§ **Work instructions**:
For the material that follows, list every line containing the word "with".

§ **Collected data entries**:
────────────────
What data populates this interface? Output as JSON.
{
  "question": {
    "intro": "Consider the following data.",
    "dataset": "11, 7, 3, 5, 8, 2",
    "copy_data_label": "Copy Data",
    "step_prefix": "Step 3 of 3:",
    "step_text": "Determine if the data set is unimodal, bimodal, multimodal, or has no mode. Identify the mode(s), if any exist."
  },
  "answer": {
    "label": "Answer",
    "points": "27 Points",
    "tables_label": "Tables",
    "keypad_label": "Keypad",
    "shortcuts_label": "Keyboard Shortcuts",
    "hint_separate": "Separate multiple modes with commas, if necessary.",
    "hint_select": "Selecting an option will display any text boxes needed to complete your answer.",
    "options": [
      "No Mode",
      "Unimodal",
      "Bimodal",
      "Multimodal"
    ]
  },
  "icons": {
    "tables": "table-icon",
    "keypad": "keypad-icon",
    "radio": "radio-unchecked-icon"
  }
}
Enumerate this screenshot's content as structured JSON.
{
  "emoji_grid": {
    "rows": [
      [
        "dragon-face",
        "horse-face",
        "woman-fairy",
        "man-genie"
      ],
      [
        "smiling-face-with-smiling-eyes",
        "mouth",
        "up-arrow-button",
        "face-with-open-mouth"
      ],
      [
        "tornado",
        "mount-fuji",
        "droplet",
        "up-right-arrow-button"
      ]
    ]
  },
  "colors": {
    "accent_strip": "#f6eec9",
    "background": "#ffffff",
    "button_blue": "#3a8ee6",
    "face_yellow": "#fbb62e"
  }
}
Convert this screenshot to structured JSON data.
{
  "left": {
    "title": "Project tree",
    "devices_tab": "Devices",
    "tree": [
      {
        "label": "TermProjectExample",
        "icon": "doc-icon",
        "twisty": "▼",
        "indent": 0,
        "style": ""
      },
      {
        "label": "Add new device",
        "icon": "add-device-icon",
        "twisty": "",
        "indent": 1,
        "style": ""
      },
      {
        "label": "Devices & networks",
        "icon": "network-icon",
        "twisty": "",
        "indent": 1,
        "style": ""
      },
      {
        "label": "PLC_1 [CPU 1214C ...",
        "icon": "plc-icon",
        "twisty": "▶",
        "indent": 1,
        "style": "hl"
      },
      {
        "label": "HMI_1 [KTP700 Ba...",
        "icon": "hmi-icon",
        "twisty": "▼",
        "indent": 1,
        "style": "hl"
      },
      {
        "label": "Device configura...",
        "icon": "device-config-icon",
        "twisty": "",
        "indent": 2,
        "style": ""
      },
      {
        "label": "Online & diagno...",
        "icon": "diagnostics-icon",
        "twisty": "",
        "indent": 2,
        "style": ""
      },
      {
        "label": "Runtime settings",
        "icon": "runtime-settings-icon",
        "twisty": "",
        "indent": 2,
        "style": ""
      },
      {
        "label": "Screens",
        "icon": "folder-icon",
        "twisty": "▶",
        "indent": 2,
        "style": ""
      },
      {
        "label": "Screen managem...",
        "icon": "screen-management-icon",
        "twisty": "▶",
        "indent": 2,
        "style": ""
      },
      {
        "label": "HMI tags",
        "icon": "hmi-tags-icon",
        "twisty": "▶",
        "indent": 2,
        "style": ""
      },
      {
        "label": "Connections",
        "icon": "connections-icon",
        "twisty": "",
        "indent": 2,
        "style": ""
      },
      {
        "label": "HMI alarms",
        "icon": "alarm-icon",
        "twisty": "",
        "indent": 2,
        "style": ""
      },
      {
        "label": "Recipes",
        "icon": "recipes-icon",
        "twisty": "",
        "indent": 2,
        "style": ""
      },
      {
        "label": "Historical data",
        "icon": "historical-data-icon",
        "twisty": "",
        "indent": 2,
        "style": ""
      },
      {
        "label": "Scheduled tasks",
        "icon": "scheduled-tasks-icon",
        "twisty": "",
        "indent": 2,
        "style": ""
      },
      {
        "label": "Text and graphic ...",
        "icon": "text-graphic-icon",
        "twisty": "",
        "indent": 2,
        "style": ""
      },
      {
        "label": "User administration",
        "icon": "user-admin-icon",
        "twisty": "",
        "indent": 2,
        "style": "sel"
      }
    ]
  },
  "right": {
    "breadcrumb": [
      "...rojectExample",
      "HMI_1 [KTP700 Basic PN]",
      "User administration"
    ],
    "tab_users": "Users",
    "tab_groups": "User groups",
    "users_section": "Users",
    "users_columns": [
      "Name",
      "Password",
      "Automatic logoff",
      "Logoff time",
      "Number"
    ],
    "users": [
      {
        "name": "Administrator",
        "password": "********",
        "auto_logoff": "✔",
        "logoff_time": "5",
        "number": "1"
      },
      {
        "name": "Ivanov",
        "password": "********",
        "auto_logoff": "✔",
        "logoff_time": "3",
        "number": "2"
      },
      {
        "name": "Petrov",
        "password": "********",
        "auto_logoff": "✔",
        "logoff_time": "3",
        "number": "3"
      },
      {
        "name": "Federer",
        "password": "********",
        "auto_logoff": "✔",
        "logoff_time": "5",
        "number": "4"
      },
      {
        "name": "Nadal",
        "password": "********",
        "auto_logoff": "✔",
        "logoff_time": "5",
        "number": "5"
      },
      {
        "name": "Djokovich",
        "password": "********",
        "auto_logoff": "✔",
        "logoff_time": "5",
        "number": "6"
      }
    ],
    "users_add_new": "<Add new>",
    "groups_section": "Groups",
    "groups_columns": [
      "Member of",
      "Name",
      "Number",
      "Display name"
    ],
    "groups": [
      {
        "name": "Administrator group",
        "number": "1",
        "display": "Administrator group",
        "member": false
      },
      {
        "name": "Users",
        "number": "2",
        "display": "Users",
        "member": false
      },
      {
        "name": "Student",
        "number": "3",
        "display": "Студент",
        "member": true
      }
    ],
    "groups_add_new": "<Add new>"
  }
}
────────────────
§ **Problem solution**:
    "hint_separate": "Separate multiple modes with commas, if necessary.",
        "smiling-face-with-smiling-eyes",
        "face-with-open-mouth"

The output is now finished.